§ **TASK OBJECTIVE**:
The entries below should be transcribed in their entirety, exactly as written.

(Collected data entries)
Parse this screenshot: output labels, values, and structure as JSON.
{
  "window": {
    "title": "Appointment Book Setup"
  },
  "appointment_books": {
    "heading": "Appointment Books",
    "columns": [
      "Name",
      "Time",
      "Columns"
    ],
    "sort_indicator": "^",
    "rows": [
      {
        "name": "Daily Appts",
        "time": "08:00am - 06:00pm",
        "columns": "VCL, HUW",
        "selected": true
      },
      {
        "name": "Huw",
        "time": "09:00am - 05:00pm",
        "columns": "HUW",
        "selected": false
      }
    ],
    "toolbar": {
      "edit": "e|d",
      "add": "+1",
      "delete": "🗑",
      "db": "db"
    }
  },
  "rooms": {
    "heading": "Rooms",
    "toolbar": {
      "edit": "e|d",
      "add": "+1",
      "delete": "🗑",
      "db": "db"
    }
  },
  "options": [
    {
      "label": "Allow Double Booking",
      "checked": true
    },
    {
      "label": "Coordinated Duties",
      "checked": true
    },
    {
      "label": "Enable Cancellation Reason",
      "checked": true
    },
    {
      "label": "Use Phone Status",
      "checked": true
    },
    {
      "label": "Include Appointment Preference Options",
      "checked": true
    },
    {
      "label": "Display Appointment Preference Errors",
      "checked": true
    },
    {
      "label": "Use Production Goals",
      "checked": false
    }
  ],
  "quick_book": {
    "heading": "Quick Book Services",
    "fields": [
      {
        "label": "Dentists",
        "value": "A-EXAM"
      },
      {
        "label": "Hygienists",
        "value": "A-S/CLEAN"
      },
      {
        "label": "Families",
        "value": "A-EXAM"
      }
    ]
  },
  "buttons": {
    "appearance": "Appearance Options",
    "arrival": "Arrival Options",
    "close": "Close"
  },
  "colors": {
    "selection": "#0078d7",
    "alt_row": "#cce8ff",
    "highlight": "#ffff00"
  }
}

§ **RESULT FOR THIS EXERCISE**:
Parse this screenshot: output labels, values, and structure as JSON.
{
  "window": {
    "title": "Appointment Book Setup"
  },
  "appointment_books": {
    "heading": "Appointment Books",
    "columns": [
      "Name",
      "Time",
      "Columns"
    ],
    "sort_indicator": "^",
    "rows": [
      {
        "name": "Daily Appts",
        "time": "08:00am - 06:00pm",
        "columns": "VCL, HUW",
        "selected": true
      },
      {
        "name": "Huw",
        "time": "09:00am - 05:00pm",
        "columns": "HUW",
        "selected": false
      }
    ],
    "toolbar": {
      "edit": "e|d",
      "add": "+1",
      "delete": "🗑",
      "db": "db"
    }
  },
  "rooms": {
    "heading": "Rooms",
    "toolbar": {
      "edit": "e|d",
      "add": "+1",
      "delete": "🗑",
      "db": "db"
    }
  },
  "options": [
    {
      "label": "Allow Double Booking",
      "checked": true
    },
    {
      "label": "Coordinated Duties",
      "checked": true
    },
    {
      "label": "Enable Cancellation Reason",
      "checked": true
    },
    {
      "label": "Use Phone Status",
      "checked": true
    },
    {
      "label": "Include Appointment Preference Options",
      "checked": true
    },
    {
      "label": "Display Appointment Preference Errors",
      "checked": true
    },
    {
      "label": "Use Production Goals",
      "checked": false
    }
  ],
  "quick_book": {
    "heading": "Quick Book Services",
    "fields": [
      {
        "label": "Dentists",
        "value": "A-EXAM"
      },
      {
        "label": "Hygienists",
        "value": "A-S/CLEAN"
      },
      {
        "label": "Families",
        "value": "A-EXAM"
      }
    ]
  },
  "buttons": {
    "appearance": "Appearance Options",
    "arrival": "Arrival Options",
    "close": "Close"
  },
  "colors": {
    "selection": "#0078d7",
    "alt_row": "#cce8ff",
    "highlight": "#ffff00"
  }
}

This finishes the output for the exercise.